Records shown:
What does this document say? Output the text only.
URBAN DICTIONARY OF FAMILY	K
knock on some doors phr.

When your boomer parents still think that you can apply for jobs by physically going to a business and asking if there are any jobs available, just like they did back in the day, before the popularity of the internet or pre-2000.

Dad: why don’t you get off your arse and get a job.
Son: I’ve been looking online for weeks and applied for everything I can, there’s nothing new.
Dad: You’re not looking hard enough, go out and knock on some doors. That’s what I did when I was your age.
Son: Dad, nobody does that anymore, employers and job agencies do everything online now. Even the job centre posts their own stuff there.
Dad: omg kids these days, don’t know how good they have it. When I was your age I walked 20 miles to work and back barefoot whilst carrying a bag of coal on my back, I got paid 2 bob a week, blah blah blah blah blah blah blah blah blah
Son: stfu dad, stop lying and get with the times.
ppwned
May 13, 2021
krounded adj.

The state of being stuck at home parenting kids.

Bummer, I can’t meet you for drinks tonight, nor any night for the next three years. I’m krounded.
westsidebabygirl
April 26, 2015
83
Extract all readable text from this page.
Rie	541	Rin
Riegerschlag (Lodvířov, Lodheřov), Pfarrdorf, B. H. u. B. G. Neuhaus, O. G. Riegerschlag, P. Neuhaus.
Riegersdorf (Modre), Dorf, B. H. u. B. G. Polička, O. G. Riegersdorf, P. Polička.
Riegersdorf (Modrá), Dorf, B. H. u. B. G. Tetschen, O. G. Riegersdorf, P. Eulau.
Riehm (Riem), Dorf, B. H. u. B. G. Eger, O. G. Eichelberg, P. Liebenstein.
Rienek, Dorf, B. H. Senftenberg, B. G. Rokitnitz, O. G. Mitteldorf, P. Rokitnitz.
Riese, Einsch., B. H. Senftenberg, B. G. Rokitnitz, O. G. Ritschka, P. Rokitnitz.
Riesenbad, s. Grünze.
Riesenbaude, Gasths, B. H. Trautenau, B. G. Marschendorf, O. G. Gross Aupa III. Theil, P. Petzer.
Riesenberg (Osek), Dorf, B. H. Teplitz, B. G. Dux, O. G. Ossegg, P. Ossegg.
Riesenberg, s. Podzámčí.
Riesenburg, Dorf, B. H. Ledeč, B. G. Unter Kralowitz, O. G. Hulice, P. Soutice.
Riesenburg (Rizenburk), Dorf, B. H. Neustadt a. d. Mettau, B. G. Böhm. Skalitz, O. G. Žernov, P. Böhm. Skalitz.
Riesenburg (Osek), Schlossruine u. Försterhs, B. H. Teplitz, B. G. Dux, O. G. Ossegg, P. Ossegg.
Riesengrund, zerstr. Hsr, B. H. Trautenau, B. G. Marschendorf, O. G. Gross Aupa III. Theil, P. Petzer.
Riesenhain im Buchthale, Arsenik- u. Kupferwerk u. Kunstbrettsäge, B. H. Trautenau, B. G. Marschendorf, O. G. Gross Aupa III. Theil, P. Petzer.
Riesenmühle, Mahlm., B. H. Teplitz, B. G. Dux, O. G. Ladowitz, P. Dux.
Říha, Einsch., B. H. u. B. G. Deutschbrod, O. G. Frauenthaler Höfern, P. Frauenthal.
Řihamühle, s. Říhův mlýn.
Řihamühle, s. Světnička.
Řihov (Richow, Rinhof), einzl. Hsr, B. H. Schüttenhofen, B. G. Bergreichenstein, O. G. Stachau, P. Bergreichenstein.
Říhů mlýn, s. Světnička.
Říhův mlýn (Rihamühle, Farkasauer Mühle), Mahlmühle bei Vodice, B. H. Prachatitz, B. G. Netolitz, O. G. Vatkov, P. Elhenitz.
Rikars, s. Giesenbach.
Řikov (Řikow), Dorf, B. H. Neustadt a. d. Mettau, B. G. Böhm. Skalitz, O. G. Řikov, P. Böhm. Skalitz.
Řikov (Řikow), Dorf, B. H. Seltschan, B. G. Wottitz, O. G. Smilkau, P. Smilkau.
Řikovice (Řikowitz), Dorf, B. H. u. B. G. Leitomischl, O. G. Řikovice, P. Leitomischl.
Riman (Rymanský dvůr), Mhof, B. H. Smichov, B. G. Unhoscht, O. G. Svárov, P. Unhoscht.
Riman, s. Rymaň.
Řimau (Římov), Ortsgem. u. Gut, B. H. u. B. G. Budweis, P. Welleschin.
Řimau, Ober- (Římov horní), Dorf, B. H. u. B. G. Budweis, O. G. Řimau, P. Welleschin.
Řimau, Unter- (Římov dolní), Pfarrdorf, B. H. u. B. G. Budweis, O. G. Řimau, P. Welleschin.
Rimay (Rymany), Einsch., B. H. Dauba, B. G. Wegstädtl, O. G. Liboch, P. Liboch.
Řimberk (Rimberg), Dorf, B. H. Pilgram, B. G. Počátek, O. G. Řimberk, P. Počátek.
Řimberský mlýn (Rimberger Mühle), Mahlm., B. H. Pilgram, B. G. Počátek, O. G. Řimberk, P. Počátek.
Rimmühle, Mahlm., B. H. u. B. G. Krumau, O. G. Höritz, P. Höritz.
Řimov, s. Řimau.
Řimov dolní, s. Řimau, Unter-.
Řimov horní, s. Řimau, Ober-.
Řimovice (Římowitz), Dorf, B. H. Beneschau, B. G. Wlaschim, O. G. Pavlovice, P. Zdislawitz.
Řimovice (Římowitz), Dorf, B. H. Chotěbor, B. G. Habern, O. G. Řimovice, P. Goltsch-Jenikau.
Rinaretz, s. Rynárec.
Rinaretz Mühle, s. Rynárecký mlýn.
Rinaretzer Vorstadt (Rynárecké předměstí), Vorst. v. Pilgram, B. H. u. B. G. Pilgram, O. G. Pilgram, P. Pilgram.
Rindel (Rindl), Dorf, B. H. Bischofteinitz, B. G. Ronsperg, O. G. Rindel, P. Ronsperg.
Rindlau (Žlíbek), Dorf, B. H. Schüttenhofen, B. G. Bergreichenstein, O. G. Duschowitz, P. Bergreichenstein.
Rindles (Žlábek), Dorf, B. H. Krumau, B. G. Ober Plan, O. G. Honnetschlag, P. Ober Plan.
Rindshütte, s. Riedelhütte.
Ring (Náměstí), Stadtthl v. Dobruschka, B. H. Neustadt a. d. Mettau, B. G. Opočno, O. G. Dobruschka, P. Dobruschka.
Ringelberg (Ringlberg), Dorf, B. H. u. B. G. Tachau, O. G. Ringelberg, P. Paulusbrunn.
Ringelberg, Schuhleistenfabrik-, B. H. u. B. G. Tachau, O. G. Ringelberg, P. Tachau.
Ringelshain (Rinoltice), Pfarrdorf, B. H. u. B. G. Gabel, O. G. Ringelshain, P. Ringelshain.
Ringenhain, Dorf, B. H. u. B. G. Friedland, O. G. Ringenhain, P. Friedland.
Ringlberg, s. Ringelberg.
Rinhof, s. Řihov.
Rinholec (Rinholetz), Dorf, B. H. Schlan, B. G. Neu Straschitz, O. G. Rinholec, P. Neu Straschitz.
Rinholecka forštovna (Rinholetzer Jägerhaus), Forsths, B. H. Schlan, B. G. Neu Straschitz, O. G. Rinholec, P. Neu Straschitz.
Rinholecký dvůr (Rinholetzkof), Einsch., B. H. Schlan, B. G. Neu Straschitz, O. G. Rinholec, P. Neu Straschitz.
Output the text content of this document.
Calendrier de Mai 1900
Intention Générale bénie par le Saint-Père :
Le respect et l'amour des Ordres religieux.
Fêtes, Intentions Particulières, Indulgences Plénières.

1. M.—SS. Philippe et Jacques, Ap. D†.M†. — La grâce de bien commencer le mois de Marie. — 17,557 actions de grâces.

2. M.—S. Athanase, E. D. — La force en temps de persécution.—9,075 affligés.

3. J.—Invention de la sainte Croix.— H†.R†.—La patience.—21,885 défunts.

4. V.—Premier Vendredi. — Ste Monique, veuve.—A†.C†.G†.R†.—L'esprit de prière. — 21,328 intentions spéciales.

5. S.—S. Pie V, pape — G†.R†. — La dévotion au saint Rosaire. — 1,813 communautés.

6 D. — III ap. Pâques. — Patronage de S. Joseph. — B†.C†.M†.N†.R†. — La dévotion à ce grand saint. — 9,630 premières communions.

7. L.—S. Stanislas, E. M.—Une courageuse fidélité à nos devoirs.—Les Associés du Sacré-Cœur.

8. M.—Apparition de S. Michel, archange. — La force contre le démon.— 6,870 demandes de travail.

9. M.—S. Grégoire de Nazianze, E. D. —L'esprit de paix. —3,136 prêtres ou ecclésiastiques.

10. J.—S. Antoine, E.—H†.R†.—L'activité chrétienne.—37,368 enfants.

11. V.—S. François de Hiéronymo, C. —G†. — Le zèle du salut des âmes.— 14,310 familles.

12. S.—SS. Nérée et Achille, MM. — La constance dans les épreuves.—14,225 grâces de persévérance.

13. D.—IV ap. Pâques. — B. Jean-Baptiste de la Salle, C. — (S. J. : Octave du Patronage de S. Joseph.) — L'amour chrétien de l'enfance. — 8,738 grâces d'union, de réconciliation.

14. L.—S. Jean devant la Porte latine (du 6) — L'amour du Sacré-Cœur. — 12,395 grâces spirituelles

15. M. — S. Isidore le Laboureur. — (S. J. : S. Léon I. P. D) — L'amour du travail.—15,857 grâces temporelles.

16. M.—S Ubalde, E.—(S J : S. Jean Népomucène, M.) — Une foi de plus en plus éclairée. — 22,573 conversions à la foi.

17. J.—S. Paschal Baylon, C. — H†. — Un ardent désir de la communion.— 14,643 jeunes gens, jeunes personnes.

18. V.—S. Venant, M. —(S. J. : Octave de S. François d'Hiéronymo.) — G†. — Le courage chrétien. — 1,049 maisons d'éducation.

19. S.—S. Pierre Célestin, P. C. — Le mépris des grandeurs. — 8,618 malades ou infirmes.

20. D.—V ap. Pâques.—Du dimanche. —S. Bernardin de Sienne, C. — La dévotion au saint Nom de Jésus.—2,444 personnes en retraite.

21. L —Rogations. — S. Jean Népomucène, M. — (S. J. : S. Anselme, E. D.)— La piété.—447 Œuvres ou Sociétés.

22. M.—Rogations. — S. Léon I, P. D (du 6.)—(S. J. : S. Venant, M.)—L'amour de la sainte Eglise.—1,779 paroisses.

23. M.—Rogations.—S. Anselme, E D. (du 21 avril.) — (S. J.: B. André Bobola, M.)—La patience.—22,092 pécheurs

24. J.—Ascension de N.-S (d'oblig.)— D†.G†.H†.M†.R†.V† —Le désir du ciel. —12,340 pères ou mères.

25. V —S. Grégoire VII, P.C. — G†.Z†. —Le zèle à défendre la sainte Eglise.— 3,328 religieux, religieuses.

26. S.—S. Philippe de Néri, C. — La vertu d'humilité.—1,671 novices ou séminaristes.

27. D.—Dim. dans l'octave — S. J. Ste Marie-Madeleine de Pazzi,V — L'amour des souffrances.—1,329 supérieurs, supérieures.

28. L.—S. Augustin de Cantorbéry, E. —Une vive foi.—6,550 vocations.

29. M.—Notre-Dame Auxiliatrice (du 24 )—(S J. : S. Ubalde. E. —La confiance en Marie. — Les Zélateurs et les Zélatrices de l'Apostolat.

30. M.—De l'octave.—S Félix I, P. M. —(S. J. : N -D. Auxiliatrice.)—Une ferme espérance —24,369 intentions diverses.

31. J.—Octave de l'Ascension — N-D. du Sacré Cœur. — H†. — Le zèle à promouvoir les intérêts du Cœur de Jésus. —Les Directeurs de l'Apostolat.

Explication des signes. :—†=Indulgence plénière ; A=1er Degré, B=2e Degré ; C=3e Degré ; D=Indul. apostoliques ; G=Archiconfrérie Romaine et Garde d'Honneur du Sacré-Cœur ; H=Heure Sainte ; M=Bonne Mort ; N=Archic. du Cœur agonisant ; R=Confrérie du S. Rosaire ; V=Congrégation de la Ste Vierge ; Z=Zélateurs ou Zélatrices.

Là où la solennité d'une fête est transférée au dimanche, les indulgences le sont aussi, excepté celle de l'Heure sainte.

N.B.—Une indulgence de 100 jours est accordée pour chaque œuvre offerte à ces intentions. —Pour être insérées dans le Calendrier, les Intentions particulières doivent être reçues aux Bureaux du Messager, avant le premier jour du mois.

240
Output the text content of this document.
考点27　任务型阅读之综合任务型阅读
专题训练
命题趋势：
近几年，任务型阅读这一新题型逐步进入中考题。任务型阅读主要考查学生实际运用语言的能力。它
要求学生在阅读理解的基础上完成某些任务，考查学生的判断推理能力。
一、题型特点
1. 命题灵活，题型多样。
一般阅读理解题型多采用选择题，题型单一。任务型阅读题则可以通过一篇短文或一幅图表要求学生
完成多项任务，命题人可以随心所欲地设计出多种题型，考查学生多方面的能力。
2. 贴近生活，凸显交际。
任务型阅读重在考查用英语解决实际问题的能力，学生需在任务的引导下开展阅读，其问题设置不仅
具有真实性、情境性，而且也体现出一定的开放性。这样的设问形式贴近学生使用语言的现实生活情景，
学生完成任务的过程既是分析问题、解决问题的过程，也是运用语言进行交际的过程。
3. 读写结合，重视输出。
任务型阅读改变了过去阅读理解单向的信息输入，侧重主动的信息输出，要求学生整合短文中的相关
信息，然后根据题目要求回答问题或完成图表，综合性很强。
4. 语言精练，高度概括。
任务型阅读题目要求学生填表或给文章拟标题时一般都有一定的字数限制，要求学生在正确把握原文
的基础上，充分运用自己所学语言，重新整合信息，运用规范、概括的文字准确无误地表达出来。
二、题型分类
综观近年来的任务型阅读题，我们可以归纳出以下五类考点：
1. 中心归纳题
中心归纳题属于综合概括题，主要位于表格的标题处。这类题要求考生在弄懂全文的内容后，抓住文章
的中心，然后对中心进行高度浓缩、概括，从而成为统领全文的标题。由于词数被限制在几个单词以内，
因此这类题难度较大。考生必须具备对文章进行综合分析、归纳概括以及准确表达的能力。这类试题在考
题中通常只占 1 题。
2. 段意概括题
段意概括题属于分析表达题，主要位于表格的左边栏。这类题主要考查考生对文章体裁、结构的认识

Work required:
Work out how many lines in the entries hold the string "dolní". Your answer should consist solely of that number.

Worked answer:
2